Your goal:
Every entry must be repeated exactly. Exclude all pictures.

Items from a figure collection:
%%

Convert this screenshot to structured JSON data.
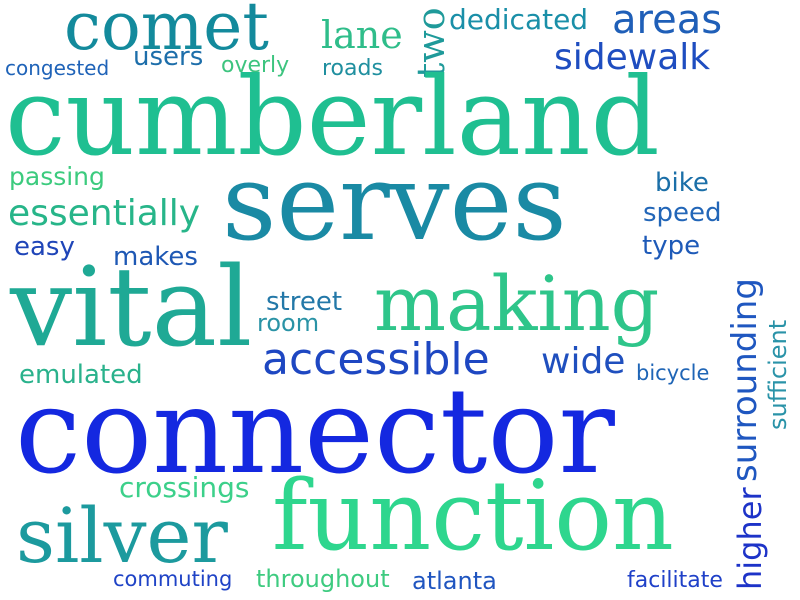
{
  "words": {
    "comet": {
      "text": "comet",
      "color": "#138a9c"
    },
    "dedicated": {
      "text": "dedicated",
      "color": "#1a8fa8"
    },
    "areas": {
      "text": "areas",
      "color": "#1f5fb8"
    },
    "lane": {
      "text": "lane",
      "color": "#2fbd8a"
    },
    "two": {
      "text": "two",
      "color": "#1f9a9a"
    },
    "users": {
      "text": "users",
      "color": "#1d6eaa"
    },
    "congested": {
      "text": "congested",
      "color": "#1f63b8"
    },
    "overly": {
      "text": "overly",
      "color": "#3dc47f"
    },
    "roads": {
      "text": "roads",
      "color": "#1f8f9f"
    },
    "sidewalk": {
      "text": "sidewalk",
      "color": "#1e4dc0"
    },
    "cumberland": {
      "text": "cumberland",
      "color": "#1fbf91"
    },
    "passing": {
      "text": "passing",
      "color": "#3ccb7e"
    },
    "serves": {
      "text": "serves",
      "color": "#1a8aa4"
    },
    "bike": {
      "text": "bike",
      "color": "#1b6fa8"
    },
    "essentially": {
      "text": "essentially",
      "color": "#27b589"
    },
    "speed": {
      "text": "speed",
      "color": "#2266b8"
    },
    "easy": {
      "text": "easy",
      "color": "#1f45b8"
    },
    "makes": {
      "text": "makes",
      "color": "#1e58b4"
    },
    "type": {
      "text": "type",
      "color": "#1e5ab8"
    },
    "surrounding": {
      "text": "surrounding",
      "color": "#1f57c0"
    },
    "sufficient": {
      "text": "sufficient",
      "color": "#2a93a8"
    },
    "vital": {
      "text": "vital",
      "color": "#1fa995"
    },
    "street": {
      "text": "street",
      "color": "#2378a8"
    },
    "room": {
      "text": "room",
      "color": "#2a93a6"
    },
    "making": {
      "text": "making",
      "color": "#2ec58a"
    },
    "accessible": {
      "text": "accessible",
      "color": "#1e47c2"
    },
    "wide": {
      "text": "wide",
      "color": "#1f4fbe"
    },
    "emulated": {
      "text": "emulated",
      "color": "#2ab28c"
    },
    "bicycle": {
      "text": "bicycle",
      "color": "#1f65b6"
    },
    "connector": {
      "text": "connector",
      "color": "#1428e0"
    },
    "crossings": {
      "text": "crossings",
      "color": "#3cd08a"
    },
    "higher": {
      "text": "higher",
      "color": "#1d33c8"
    },
    "silver": {
      "text": "silver",
      "color": "#1c9a9e"
    },
    "function": {
      "text": "function",
      "color": "#2ed68e"
    },
    "commuting": {
      "text": "commuting",
      "color": "#1f43c6"
    },
    "throughout": {
      "text": "throughout",
      "color": "#3ecb80"
    },
    "atlanta": {
      "text": "atlanta",
      "color": "#1f55c0"
    },
    "facilitate": {
      "text": "facilitate",
      "color": "#1f40c8"
    }
  }
}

%%

Task result:
Convert this screenshot to structured JSON data.
{
  "words": {
    "comet": {
      "text": "comet",
      "color": "#138a9c"
    },
    "dedicated": {
      "text": "dedicated",
      "color": "#1a8fa8"
    },
    "areas": {
      "text": "areas",
      "color": "#1f5fb8"
    },
    "lane": {
      "text": "lane",
      "color": "#2fbd8a"
    },
    "two": {
      "text": "two",
      "color": "#1f9a9a"
    },
    "users": {
      "text": "users",
      "color": "#1d6eaa"
    },
    "congested": {
      "text": "congested",
      "color": "#1f63b8"
    },
    "overly": {
      "text": "overly",
      "color": "#3dc47f"
    },
    "roads": {
      "text": "roads",
      "color": "#1f8f9f"
    },
    "sidewalk": {
      "text": "sidewalk",
      "color": "#1e4dc0"
    },
    "cumberland": {
      "text": "cumberland",
      "color": "#1fbf91"
    },
    "passing": {
      "text": "passing",
      "color": "#3ccb7e"
    },
    "serves": {
      "text": "serves",
      "color": "#1a8aa4"
    },
    "bike": {
      "text": "bike",
      "color": "#1b6fa8"
    },
    "essentially": {
      "text": "essentially",
      "color": "#27b589"
    },
    "speed": {
      "text": "speed",
      "color": "#2266b8"
    },
    "easy": {
      "text": "easy",
      "color": "#1f45b8"
    },
    "makes": {
      "text": "makes",
      "color": "#1e58b4"
    },
    "type": {
      "text": "type",
      "color": "#1e5ab8"
    },
    "surrounding": {
      "text": "surrounding",
      "color": "#1f57c0"
    },
    "sufficient": {
      "text": "sufficient",
      "color": "#2a93a8"
    },
    "vital": {
      "text": "vital",
      "color": "#1fa995"
    },
    "street": {
      "text": "street",
      "color": "#2378a8"
    },
    "room": {
      "text": "room",
      "color": "#2a93a6"
    },
    "making": {
      "text": "making",
      "color": "#2ec58a"
    },
    "accessible": {
      "text": "accessible",
      "color": "#1e47c2"
    },
    "wide": {
      "text": "wide",
      "color": "#1f4fbe"
    },
    "emulated": {
      "text": "emulated",
      "color": "#2ab28c"
    },
    "bicycle": {
      "text": "bicycle",
      "color": "#1f65b6"
    },
    "connector": {
      "text": "connector",
      "color": "#1428e0"
    },
    "crossings": {
      "text": "crossings",
      "color": "#3cd08a"
    },
    "higher": {
      "text": "higher",
      "color": "#1d33c8"
    },
    "silver": {
      "text": "silver",
      "color": "#1c9a9e"
    },
    "function": {
      "text": "function",
      "color": "#2ed68e"
    },
    "commuting": {
      "text": "commuting",
      "color": "#1f43c6"
    },
    "throughout": {
      "text": "throughout",
      "color": "#3ecb80"
    },
    "atlanta": {
      "text": "atlanta",
      "color": "#1f55c0"
    },
    "facilitate": {
      "text": "facilitate",
      "color": "#1f40c8"
    }
  }
}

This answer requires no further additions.